**THE PROBLEM**
Answer these questions from the summary of Spain's parliament acting against LaLiga's IP blocks:
(a) Which two parties agreed on the initiative?
(b) Which public transport platform was named as taken down during match windows?
(c) According to @aduwah, what could Cloudflare have claimed?

**SOURCE DOCUMENT**

Spain's parliament will act against massive IP blockages by LaLiga

· policy · Source ↗

TLDR

  • Spain’s parliament approved a non-legislative initiative to reform the Digital Services Act, adding proportionality rules to stop anti-piracy court orders from blocking legitimate sites.

Key Takeaways

  • The initiative, agreed by PSOE and ERC, will amend the Digital Services Act to embed “technological proportionality” and protect third parties from collateral IP blocks.
  • LaLiga’s court-ordered ISP blocks have hit shared Cloudflare IPs, taking down unrelated services like the Transporta’m public transport platform during match windows.
  • The reform targets gradation of blocking measures and mandates “adequate consideration of third parties” before execution of anti-piracy rulings.
  • Even PP, which voted against the initiative, is filing amendments requiring platforms on shared infrastructure to apply selective, precise blocks.
  • The vote is non-binding but reverses a failed attempt last year and sets the legislative framework for the DSA amendment now in process.

Hacker News Comment Review

  • Commenters confirmed the core mechanism: LaLiga court orders force ISPs to block shared Cloudflare IPs during matches, making hundreds of unrelated sites unavailable Spain-wide on a recurring schedule.
  • There is consensus the blocks failed as piracy deterrents while causing real business harm, with operators of event ticketing and geolocation services citing unacceptable downtime.
  • Debate centered on why blocks were never made selective: commenters questioned whether Cloudflare had technical or financial leverage to resist or narrow compliance, and why courts accepted IP-level rather than domain-level targeting.

Notable Comments

  • @matteason: Confirms blocks are specifically timed to match windows and target shared Cloudflare IPs, citing cybernews reporting.
  • @aduwah: Suggests Cloudflare could have claimed technical inability to comply, forcing earlier political response.

**Data entries**
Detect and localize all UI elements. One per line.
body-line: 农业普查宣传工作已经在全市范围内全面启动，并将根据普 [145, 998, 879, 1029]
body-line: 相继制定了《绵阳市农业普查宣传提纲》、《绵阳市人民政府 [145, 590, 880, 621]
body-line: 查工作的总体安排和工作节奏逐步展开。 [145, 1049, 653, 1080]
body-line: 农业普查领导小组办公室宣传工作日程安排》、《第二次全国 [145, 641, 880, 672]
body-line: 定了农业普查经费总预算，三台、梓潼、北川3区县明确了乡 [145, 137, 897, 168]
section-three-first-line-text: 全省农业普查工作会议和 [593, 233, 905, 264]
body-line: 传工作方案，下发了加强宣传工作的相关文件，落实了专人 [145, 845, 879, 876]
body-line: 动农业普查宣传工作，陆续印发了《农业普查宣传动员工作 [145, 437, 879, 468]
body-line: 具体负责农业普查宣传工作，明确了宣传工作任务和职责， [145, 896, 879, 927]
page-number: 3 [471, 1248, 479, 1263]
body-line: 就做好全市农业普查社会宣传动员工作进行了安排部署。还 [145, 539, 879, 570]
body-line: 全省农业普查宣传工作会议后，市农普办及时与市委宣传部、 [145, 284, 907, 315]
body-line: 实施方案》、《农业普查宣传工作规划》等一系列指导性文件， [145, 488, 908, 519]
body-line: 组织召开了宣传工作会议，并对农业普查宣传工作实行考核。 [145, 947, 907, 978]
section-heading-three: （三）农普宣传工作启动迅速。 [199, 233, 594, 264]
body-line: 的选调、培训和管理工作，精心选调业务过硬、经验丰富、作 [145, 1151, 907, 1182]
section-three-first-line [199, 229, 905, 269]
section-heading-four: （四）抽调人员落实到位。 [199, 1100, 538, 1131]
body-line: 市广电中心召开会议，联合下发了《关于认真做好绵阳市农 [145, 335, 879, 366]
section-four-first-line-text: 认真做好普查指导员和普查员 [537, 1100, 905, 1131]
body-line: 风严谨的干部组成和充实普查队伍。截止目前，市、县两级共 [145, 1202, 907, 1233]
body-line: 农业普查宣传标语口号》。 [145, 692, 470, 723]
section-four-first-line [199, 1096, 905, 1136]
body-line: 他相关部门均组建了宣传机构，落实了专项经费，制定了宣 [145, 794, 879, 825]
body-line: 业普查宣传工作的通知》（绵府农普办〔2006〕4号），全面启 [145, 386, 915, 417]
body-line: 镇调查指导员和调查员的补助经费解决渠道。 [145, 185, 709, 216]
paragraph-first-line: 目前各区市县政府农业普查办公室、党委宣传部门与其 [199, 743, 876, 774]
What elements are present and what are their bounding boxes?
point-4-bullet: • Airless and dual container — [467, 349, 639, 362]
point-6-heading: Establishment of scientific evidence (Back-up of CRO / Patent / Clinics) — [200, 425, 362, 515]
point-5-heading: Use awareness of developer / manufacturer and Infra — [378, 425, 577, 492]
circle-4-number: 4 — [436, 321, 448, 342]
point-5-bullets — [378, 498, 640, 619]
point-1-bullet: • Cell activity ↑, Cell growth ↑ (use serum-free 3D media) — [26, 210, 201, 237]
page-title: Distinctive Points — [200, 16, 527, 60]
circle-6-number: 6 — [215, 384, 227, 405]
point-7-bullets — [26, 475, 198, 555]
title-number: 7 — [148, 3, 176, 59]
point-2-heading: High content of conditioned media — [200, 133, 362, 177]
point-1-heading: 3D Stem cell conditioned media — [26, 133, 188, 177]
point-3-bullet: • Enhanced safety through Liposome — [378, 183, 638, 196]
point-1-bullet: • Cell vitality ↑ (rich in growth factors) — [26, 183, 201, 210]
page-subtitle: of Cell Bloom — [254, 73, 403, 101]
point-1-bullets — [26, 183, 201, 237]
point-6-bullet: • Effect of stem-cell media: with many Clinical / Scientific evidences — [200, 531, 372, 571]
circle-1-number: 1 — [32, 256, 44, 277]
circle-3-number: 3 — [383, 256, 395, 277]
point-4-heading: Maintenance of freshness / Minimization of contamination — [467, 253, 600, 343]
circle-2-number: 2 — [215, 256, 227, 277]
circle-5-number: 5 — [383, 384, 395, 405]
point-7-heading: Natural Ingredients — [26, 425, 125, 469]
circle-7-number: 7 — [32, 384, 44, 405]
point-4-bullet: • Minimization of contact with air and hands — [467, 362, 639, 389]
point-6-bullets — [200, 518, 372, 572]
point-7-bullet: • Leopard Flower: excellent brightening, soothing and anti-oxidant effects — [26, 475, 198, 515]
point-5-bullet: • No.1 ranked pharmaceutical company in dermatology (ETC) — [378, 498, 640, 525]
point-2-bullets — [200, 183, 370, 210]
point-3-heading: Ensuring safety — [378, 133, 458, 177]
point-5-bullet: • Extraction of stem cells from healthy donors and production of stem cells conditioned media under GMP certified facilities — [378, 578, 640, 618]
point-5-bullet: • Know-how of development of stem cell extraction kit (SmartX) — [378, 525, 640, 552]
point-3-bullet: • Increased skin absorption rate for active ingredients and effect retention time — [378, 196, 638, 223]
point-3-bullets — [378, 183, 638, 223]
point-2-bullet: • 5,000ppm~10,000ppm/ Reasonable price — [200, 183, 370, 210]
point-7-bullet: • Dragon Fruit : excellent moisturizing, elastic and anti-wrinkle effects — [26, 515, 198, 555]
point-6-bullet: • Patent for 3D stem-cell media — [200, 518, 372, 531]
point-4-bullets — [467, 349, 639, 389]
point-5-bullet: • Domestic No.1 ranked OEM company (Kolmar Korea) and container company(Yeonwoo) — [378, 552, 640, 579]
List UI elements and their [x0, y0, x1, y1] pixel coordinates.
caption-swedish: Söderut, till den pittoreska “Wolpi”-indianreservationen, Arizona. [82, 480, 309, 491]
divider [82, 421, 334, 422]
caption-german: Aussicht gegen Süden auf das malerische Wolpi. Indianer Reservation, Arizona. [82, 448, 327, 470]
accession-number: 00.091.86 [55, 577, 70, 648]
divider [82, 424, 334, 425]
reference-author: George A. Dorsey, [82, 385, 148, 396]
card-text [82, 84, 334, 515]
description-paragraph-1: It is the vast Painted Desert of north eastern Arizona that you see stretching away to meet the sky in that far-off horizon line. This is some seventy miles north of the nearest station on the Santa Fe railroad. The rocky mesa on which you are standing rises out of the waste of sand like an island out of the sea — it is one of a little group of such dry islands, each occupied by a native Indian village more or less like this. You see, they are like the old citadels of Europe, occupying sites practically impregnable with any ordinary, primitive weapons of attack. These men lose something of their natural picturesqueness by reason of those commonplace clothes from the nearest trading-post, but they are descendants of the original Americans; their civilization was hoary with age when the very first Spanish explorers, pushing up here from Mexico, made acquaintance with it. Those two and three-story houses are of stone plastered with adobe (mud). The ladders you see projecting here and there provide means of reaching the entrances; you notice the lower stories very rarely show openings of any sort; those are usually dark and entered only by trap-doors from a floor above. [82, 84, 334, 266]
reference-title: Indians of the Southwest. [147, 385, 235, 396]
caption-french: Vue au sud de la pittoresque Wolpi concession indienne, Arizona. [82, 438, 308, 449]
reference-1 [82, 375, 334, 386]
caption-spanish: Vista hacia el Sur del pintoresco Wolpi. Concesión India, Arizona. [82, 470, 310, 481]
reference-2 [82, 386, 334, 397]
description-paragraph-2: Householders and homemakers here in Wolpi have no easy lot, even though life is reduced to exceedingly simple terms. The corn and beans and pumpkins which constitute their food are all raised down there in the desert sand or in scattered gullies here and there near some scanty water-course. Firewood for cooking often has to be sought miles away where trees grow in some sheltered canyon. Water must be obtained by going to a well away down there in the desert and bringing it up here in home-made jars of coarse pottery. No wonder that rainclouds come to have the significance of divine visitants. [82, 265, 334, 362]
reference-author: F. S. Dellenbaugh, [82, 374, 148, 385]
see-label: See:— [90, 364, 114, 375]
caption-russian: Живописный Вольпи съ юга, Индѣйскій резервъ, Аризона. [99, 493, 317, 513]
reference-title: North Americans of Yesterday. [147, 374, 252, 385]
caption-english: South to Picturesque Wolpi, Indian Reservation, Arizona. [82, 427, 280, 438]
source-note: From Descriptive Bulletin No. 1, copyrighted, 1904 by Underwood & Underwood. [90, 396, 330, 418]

**OUTPUT**
(a) PSOE and ERC.
(b) The Transporta’m platform.
(c) Technical inability to comply.